[Collected data entries]
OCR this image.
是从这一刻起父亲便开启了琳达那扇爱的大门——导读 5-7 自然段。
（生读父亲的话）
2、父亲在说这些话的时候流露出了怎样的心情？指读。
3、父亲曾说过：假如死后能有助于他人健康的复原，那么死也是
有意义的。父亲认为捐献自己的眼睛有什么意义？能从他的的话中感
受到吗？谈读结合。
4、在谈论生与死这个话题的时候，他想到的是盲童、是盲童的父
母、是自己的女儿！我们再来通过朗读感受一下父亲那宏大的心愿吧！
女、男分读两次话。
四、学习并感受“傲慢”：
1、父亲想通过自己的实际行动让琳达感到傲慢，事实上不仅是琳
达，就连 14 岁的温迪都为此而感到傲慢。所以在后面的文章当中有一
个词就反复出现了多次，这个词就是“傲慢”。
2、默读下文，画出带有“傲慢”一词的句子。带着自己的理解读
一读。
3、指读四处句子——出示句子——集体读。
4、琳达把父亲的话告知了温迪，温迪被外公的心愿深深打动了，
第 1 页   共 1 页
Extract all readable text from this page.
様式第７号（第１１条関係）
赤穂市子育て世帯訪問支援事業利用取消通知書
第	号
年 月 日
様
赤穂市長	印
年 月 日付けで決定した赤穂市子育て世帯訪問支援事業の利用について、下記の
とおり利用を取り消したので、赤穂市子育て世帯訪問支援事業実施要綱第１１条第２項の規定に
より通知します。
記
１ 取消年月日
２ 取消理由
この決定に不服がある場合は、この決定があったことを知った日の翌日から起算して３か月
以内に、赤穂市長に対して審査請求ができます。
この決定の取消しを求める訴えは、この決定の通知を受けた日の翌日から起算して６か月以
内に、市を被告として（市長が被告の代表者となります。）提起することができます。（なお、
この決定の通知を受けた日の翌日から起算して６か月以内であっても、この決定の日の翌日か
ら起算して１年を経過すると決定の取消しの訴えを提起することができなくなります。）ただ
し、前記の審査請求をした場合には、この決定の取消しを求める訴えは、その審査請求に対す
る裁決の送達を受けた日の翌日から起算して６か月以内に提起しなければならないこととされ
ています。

> **SET TASK**: Locate "Extract all readable text from this page." in the material, then quote the line that contains it and all lines after it through the final one.

> **WRITTEN RESPONSE**:
Extract all readable text from this page.
様式第７号（第１１条関係）
赤穂市子育て世帯訪問支援事業利用取消通知書
第	号
年 月 日
様
赤穂市長	印
年 月 日付けで決定した赤穂市子育て世帯訪問支援事業の利用について、下記の
とおり利用を取り消したので、赤穂市子育て世帯訪問支援事業実施要綱第１１条第２項の規定に
より通知します。
記
１ 取消年月日
２ 取消理由
この決定に不服がある場合は、この決定があったことを知った日の翌日から起算して３か月
以内に、赤穂市長に対して審査請求ができます。
この決定の取消しを求める訴えは、この決定の通知を受けた日の翌日から起算して６か月以
内に、市を被告として（市長が被告の代表者となります。）提起することができます。（なお、
この決定の通知を受けた日の翌日から起算して６か月以内であっても、この決定の日の翌日か
ら起算して１年を経過すると決定の取消しの訴えを提起することができなくなります。）ただ
し、前記の審査請求をした場合には、この決定の取消しを求める訴えは、その審査請求に対す
る裁決の送達を受けた日の翌日から起算して６か月以内に提起しなければならないこととされ
ています。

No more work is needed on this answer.